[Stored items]
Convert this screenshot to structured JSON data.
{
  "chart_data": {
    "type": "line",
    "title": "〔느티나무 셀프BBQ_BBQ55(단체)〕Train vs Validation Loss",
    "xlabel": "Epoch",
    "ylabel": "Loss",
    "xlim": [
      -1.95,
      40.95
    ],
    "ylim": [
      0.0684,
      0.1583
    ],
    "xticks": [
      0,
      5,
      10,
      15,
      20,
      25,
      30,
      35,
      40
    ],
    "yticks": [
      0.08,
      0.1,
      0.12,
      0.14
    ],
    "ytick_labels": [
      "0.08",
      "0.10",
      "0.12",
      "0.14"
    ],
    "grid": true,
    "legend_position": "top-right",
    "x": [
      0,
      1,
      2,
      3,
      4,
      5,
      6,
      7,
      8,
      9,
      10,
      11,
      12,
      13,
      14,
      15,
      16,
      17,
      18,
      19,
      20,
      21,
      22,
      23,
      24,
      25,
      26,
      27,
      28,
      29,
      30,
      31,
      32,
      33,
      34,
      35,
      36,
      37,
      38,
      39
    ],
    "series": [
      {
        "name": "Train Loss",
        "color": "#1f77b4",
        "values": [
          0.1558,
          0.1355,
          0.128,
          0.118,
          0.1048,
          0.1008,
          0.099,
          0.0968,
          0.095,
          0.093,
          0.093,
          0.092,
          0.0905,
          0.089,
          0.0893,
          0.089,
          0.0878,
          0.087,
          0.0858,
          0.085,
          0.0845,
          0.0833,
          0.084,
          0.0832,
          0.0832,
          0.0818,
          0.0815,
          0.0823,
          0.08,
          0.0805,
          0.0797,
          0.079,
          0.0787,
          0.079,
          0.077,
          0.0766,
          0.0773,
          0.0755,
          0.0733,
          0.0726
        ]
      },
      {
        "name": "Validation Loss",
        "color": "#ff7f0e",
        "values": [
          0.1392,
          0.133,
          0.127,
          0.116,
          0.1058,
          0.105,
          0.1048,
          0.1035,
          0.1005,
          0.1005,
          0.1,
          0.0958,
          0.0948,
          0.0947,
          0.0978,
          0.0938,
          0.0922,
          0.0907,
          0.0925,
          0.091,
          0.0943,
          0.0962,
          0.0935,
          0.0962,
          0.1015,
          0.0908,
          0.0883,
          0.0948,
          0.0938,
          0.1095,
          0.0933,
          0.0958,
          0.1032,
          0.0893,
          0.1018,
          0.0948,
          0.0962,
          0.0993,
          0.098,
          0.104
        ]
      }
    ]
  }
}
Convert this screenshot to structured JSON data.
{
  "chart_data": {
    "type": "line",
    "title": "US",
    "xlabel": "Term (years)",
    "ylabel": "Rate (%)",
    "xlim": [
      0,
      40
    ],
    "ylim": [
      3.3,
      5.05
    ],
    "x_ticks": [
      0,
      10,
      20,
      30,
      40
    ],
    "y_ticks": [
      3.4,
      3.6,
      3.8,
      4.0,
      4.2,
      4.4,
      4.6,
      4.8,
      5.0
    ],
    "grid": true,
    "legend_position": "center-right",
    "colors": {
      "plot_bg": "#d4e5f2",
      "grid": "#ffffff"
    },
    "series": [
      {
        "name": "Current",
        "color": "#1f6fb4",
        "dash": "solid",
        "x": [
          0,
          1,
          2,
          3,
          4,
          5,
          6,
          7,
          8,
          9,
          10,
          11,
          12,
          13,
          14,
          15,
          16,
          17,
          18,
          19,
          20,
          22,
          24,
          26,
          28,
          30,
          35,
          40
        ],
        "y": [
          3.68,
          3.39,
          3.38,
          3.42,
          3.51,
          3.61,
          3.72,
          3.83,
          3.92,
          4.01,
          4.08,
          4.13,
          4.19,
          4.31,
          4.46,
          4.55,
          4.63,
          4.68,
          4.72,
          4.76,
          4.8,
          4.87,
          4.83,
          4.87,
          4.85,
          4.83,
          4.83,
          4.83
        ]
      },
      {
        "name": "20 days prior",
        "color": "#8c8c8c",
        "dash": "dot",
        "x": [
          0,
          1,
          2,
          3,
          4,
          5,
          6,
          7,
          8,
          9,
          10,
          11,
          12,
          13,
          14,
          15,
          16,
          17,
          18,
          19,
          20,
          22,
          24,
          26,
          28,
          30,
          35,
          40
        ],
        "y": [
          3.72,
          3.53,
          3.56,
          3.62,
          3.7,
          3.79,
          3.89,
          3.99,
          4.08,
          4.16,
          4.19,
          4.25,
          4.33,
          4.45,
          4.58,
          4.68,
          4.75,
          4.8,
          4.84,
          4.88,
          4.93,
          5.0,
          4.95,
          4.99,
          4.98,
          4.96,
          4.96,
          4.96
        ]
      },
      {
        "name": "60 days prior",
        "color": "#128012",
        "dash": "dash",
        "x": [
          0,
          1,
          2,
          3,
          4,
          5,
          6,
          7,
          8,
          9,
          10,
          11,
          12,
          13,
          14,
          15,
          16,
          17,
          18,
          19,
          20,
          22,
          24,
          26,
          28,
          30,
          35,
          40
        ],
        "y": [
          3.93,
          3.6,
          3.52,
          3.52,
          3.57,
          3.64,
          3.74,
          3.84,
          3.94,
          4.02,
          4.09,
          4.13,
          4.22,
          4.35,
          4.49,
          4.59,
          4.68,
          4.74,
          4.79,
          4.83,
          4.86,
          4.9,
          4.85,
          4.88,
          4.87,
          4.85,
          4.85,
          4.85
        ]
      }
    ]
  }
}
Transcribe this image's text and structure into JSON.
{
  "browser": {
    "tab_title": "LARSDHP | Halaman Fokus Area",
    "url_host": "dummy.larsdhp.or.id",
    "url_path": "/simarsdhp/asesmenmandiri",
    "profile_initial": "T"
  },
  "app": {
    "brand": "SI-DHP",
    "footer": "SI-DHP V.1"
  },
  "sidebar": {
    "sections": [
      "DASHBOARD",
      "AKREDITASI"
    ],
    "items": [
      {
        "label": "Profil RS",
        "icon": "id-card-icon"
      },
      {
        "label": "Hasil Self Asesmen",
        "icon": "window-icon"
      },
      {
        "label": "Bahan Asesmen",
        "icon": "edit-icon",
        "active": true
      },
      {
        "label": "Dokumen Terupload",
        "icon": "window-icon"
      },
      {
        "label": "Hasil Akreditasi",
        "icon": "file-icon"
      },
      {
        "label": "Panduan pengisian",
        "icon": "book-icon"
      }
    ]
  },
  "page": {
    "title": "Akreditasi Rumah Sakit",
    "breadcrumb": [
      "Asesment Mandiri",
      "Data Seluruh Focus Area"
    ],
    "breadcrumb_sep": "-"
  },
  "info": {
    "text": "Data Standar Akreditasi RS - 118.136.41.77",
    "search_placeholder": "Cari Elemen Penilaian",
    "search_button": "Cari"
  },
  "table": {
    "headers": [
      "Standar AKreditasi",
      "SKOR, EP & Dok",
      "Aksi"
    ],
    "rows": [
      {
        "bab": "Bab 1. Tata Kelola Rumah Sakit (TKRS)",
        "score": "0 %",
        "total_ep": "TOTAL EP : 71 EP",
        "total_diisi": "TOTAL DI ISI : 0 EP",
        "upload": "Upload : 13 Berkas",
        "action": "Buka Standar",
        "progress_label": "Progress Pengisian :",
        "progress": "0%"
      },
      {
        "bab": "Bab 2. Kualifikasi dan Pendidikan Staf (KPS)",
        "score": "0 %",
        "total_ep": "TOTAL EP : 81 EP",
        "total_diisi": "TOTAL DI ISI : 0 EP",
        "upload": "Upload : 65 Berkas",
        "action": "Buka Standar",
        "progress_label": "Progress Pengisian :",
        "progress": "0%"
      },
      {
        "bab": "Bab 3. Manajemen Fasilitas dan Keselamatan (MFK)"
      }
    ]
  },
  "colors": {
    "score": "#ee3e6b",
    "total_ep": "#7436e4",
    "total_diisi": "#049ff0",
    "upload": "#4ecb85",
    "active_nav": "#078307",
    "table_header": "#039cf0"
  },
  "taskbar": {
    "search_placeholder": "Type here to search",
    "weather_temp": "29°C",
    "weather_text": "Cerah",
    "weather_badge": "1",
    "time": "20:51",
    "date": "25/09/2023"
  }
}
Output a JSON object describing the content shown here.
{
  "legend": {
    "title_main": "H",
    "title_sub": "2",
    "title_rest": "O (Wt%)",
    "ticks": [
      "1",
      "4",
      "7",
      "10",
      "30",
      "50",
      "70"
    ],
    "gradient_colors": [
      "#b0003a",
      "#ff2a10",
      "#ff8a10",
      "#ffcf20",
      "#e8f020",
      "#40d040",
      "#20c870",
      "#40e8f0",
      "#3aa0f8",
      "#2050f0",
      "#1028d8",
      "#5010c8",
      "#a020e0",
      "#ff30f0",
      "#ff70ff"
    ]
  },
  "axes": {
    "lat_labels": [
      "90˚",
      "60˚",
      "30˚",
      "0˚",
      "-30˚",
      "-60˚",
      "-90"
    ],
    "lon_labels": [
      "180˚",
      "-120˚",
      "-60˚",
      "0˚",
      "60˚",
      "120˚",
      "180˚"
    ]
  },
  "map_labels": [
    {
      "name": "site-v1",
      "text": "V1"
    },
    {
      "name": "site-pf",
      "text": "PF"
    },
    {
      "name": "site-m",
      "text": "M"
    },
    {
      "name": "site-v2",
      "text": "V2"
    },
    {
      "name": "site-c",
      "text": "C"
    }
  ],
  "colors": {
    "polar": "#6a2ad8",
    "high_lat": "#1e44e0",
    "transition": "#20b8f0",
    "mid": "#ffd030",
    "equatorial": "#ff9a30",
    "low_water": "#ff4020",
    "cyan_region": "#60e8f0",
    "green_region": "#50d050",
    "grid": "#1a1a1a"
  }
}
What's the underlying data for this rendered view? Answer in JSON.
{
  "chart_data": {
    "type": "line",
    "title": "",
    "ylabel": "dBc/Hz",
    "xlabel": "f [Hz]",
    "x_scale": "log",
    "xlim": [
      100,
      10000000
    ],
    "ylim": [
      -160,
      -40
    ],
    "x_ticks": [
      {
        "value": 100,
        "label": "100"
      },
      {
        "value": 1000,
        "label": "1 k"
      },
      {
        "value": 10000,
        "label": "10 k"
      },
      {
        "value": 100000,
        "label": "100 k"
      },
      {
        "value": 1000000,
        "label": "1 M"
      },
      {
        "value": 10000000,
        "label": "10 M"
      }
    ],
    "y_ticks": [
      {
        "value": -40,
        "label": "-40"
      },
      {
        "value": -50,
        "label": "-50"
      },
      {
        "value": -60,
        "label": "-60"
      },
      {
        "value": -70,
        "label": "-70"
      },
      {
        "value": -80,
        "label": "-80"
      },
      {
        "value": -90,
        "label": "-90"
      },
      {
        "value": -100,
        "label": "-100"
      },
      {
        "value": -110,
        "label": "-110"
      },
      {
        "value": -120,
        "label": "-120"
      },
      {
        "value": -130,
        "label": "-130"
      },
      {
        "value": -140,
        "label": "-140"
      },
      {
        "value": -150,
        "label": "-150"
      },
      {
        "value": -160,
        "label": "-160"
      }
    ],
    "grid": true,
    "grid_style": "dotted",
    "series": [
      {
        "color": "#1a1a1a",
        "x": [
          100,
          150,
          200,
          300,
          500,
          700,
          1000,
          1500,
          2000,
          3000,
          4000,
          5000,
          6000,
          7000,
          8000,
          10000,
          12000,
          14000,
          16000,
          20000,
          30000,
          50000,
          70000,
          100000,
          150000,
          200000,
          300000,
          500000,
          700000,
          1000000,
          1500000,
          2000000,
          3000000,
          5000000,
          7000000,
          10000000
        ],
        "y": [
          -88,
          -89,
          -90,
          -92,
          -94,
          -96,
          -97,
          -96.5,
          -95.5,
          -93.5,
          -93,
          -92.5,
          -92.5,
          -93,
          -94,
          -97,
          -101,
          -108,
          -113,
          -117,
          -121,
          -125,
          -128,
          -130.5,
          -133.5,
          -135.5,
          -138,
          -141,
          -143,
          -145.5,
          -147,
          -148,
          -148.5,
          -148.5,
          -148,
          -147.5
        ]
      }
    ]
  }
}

DESCRIPTION OF THE TASK
Filter the records above and return every line that holds the word "Berkas".

TASK RESPONSE
        "upload": "Upload : 13 Berkas",
        "upload": "Upload : 65 Berkas",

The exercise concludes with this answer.